Find how many lines in the data below include the word "info", then write only that number.

>> start RECORDS TO USE

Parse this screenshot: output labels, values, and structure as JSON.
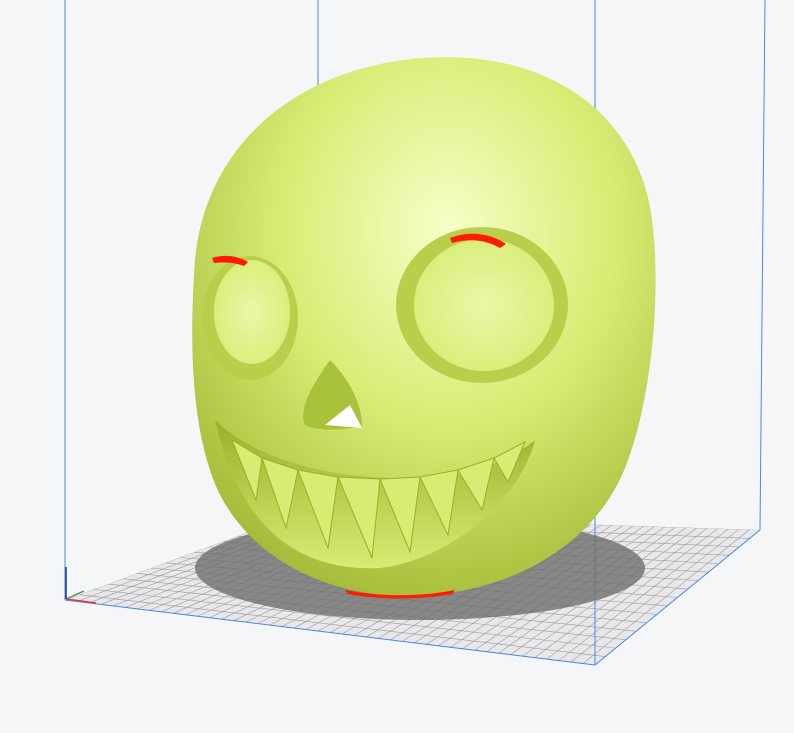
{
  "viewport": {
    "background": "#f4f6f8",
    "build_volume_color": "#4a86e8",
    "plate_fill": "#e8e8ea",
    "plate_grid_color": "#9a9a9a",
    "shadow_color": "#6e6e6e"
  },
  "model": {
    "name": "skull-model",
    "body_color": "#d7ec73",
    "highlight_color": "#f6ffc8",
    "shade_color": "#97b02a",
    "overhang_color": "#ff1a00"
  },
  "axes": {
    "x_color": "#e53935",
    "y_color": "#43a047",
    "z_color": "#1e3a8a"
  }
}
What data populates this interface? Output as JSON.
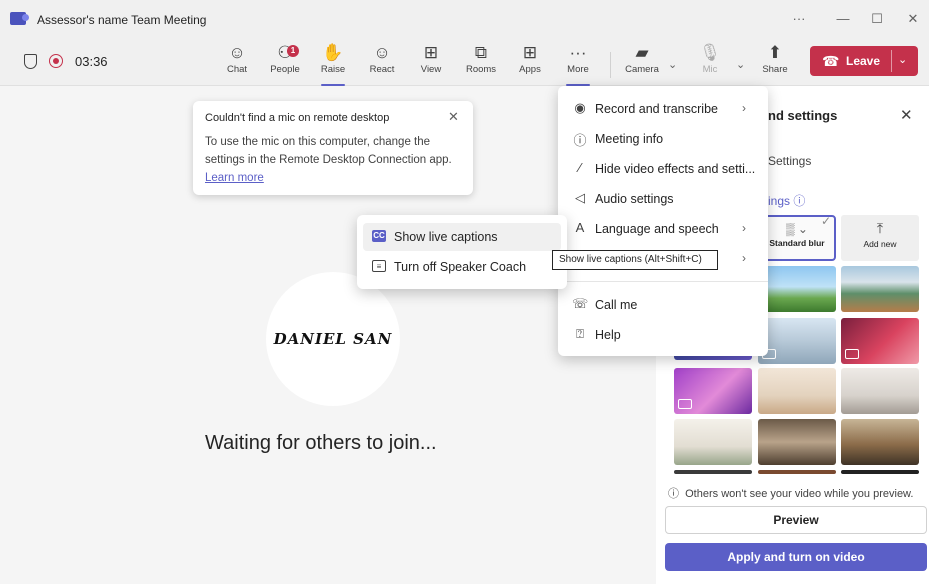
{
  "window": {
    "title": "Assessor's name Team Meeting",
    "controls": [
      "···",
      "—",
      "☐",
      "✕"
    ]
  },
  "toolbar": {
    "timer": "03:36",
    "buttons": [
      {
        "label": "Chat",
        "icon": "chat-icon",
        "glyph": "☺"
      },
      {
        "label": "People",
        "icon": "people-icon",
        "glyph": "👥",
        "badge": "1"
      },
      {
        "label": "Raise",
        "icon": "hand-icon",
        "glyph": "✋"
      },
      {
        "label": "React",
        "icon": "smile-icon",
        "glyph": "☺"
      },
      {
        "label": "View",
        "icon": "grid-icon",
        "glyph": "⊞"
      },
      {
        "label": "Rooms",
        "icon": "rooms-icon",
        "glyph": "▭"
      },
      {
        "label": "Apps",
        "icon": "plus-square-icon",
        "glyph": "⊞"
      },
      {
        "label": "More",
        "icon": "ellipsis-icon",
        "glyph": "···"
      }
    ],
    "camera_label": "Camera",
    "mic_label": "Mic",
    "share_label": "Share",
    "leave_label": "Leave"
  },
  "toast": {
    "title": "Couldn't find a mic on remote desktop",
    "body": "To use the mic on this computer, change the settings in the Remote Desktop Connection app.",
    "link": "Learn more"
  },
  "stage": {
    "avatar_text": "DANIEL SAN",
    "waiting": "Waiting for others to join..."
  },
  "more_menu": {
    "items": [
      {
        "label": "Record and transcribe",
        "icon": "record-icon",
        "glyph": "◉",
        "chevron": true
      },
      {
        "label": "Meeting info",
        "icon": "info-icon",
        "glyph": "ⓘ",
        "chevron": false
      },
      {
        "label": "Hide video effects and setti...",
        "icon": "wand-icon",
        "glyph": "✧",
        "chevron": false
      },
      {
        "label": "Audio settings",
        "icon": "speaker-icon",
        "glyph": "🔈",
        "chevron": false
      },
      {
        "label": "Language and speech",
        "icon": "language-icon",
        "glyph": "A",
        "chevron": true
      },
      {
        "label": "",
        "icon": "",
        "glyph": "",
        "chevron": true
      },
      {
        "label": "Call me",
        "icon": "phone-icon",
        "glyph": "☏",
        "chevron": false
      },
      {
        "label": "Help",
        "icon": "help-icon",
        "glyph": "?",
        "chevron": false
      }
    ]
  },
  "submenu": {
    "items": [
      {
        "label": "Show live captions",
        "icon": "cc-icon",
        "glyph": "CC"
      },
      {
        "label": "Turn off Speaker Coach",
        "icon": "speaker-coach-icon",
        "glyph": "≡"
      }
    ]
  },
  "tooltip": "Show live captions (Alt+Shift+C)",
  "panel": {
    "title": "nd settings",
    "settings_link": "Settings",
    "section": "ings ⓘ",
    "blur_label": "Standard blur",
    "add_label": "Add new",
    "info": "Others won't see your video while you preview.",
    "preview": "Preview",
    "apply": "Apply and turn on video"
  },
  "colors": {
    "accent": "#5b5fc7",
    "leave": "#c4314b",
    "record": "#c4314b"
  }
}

>> end RECORDS TO USE

RESULT: 3